## What this task involves
Filter the entries, keeping every line with the word "المي".

## Entries from a dataset
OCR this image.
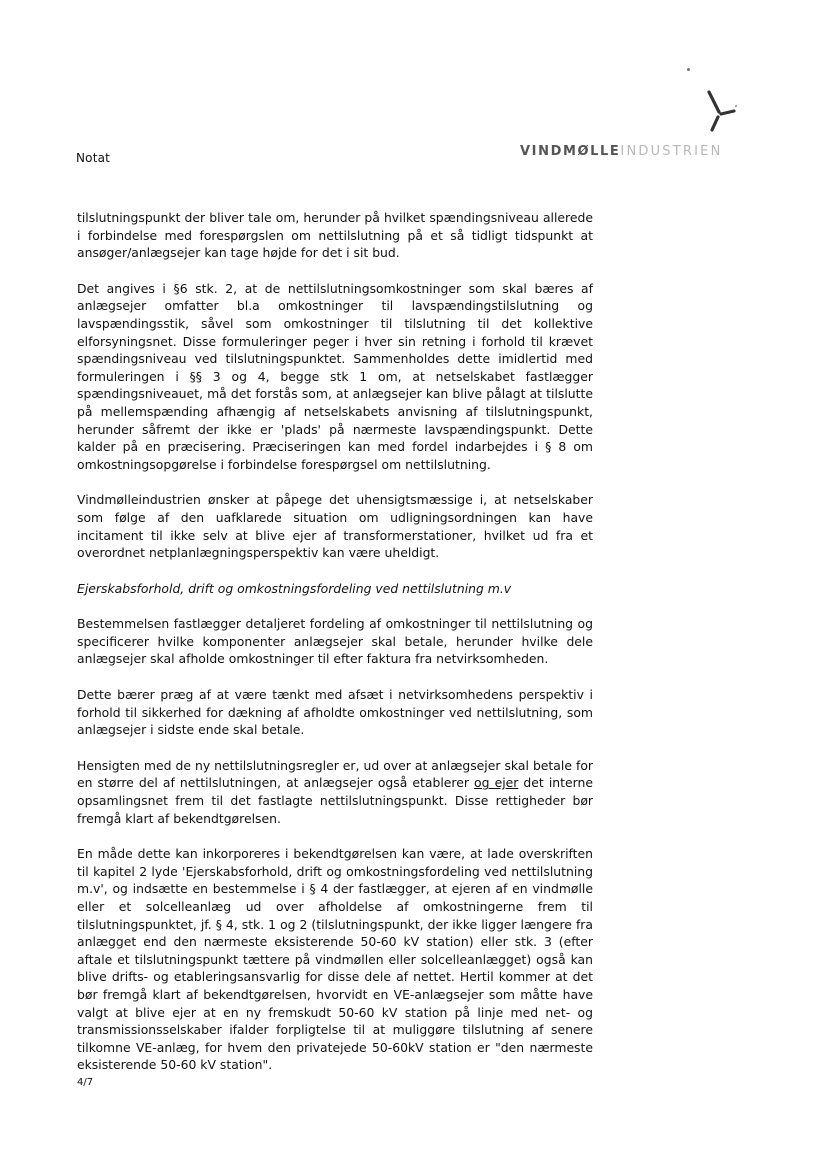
Notat	VINDMØLLEINDUSTRIEN

tilslutningspunkt der bliver tale om, herunder på hvilket spændingsniveau allerede i forbindelse med forespørgslen om nettilslutning på et så tidligt tidspunkt at ansøger/anlægsejer kan tage højde for det i sit bud.

Det angives i §6 stk. 2, at de nettilslutningsomkostninger som skal bæres af anlægsejer omfatter bl.a omkostninger til lavspændingstilslutning og lavspændingsstik, såvel som omkostninger til tilslutning til det kollektive elforsyningsnet. Disse formuleringer peger i hver sin retning i forhold til krævet spændingsniveau ved tilslutningspunktet. Sammenholdes dette imidlertid med formuleringen i §§ 3 og 4, begge stk 1 om, at netselskabet fastlægger spændingsniveauet, må det forstås som, at anlægsejer kan blive pålagt at tilslutte på mellemspænding afhængig af netselskabets anvisning af tilslutningspunkt, herunder såfremt der ikke er 'plads' på nærmeste lavspændingspunkt. Dette kalder på en præcisering. Præciseringen kan med fordel indarbejdes i § 8 om omkostningsopgørelse i forbindelse forespørgsel om nettilslutning.

Vindmølleindustrien ønsker at påpege det uhensigtsmæssige i, at netselskaber som følge af den uafklarede situation om udligningsordningen kan have incitament til ikke selv at blive ejer af transformerstationer, hvilket ud fra et overordnet netplanlægningsperspektiv kan være uheldigt.

Ejerskabsforhold, drift og omkostningsfordeling ved nettilslutning m.v

Bestemmelsen fastlægger detaljeret fordeling af omkostninger til nettilslutning og specificerer hvilke komponenter anlægsejer skal betale, herunder hvilke dele anlægsejer skal afholde omkostninger til efter faktura fra netvirksomheden.

Dette bærer præg af at være tænkt med afsæt i netvirksomhedens perspektiv i forhold til sikkerhed for dækning af afholdte omkostninger ved nettilslutning, som anlægsejer i sidste ende skal betale.

Hensigten med de ny nettilslutningsregler er, ud over at anlægsejer skal betale for en større del af nettilslutningen, at anlægsejer også etablerer og ejer det interne opsamlingsnet frem til det fastlagte nettilslutningspunkt. Disse rettigheder bør fremgå klart af bekendtgørelsen.

En måde dette kan inkorporeres i bekendtgørelsen kan være, at lade overskriften til kapitel 2 lyde 'Ejerskabsforhold, drift og omkostningsfordeling ved nettilslutning m.v', og indsætte en bestemmelse i § 4 der fastlægger, at ejeren af en vindmølle eller et solcelleanlæg ud over afholdelse af omkostningerne frem til tilslutningspunktet, jf. § 4, stk. 1 og 2 (tilslutningspunkt, der ikke ligger længere fra anlægget end den nærmeste eksisterende 50-60 kV station) eller stk. 3 (efter aftale et tilslutningspunkt tættere på vindmøllen eller solcelleanlægget) også kan blive drifts- og etableringsansvarlig for disse dele af nettet. Hertil kommer at det bør fremgå klart af bekendtgørelsen, hvorvidt en VE-anlægsejer som måtte have valgt at blive ejer at en ny fremskudt 50-60 kV station på linje med net- og transmissionsselskaber ifalder forpligtelse til at muliggøre tilslutning af senere tilkomne VE-anlæg, for hvem den privatejede 50-60kV station er "den nærmeste eksisterende 50-60 kV station".

4/7
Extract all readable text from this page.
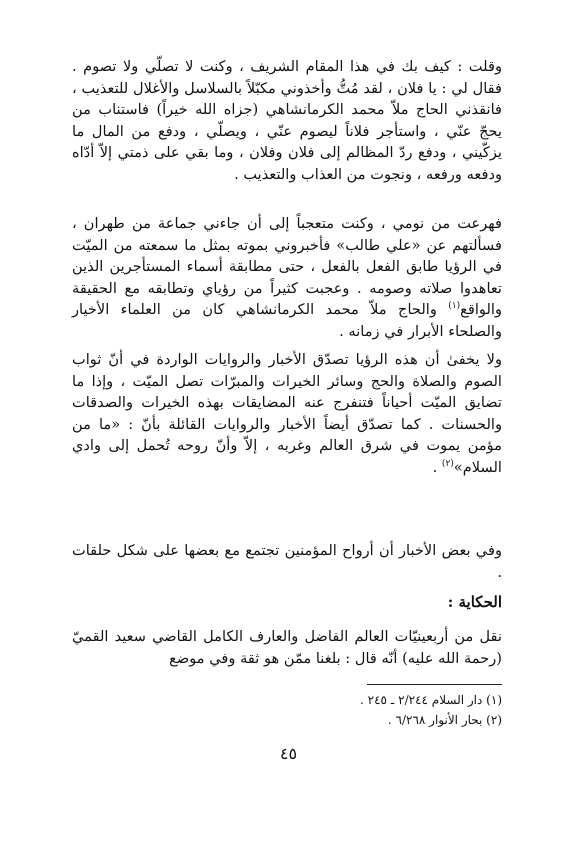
وقلت : كيف بك في هذا المقام الشريف ، وكنت لا تصلّي ولا تصوم . فقال لي : يا فلان ، لقد مُتُّ وأخذوني مكبّلاً بالسلاسل والأغلال للتعذيب ، فانقذني الحاج ملاّ محمد الكرمانشاهي (جزاه الله خيراً) فاستناب من يحجّ عنّي ، واستأجر فلاناً ليصوم عنّي ، ويصلّي ، ودفع من المال ما يزكّيني ، ودفع ردّ المظالم إلى فلان وفلان ، وما بقي على ذمتي إلاّ أدّاه ودفعه ورفعه ، ونجوت من العذاب والتعذيب .
فهرعت من نومي ، وكنت متعجباً إلى أن جاءني جماعة من طهران ، فسألتهم عن «علي طالب» فأخبروني بموته بمثل ما سمعته من الميّت في الرؤيا طابق الفعل بالفعل ، حتى مطابقة أسماء المستأجرين الذين تعاهدوا صلاته وصومه . وعجبت كثيراً من رؤياي وتطابقه مع الحقيقة والواقع$^{(١)}$ والحاج ملاّ محمد الكرمانشاهي كان من العلماء الأخيار والصلحاء الأبرار في زمانه .
ولا يخفىٰ أن هذه الرؤيا تصدّق الأخبار والروايات الواردة في أنّ ثواب الصوم والصلاة والحج وسائر الخيرات والمبرّات تصل الميّت ، وإذا ما تضايق الميّت أحياناً فتنفرج عنه المضايقات بهذه الخيرات والصدقات والحسنات . كما تصدّق أيضاً الأخبار والروايات القائلة بأنّ : «ما من مؤمن يموت في شرق العالم وغربه ، إلاّ وأنّ روحه تُحمل إلى وادي السلام»$^{(٢)}$ .
وفي بعض الأخبار أن أرواح المؤمنين تجتمع مع بعضها على شكل حلقات .
الحكاية :
نقل من أربعينيّات العالم الفاضل والعارف الكامل القاضي سعيد القميّ (رحمة الله عليه) أنّه قال : بلغنا ممّن هو ثقة وفي موضع
(١) دار السلام ٢/٢٤٤ ـ ٢٤٥ .
(٢) بحار الأنوار ٦/٢٦٨ .
٤٥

## Solution
فهرعت من نومي ، وكنت متعجباً إلى أن جاءني جماعة من طهران ، فسألتهم عن «علي طالب» فأخبروني بموته بمثل ما سمعته من الميّت في الرؤيا طابق الفعل بالفعل ، حتى مطابقة أسماء المستأجرين الذين تعاهدوا صلاته وصومه . وعجبت كثيراً من رؤياي وتطابقه مع الحقيقة والواقع$^{(١)}$ والحاج ملاّ محمد الكرمانشاهي كان من العلماء الأخيار والصلحاء الأبرار في زمانه .
ولا يخفىٰ أن هذه الرؤيا تصدّق الأخبار والروايات الواردة في أنّ ثواب الصوم والصلاة والحج وسائر الخيرات والمبرّات تصل الميّت ، وإذا ما تضايق الميّت أحياناً فتنفرج عنه المضايقات بهذه الخيرات والصدقات والحسنات . كما تصدّق أيضاً الأخبار والروايات القائلة بأنّ : «ما من مؤمن يموت في شرق العالم وغربه ، إلاّ وأنّ روحه تُحمل إلى وادي السلام»$^{(٢)}$ .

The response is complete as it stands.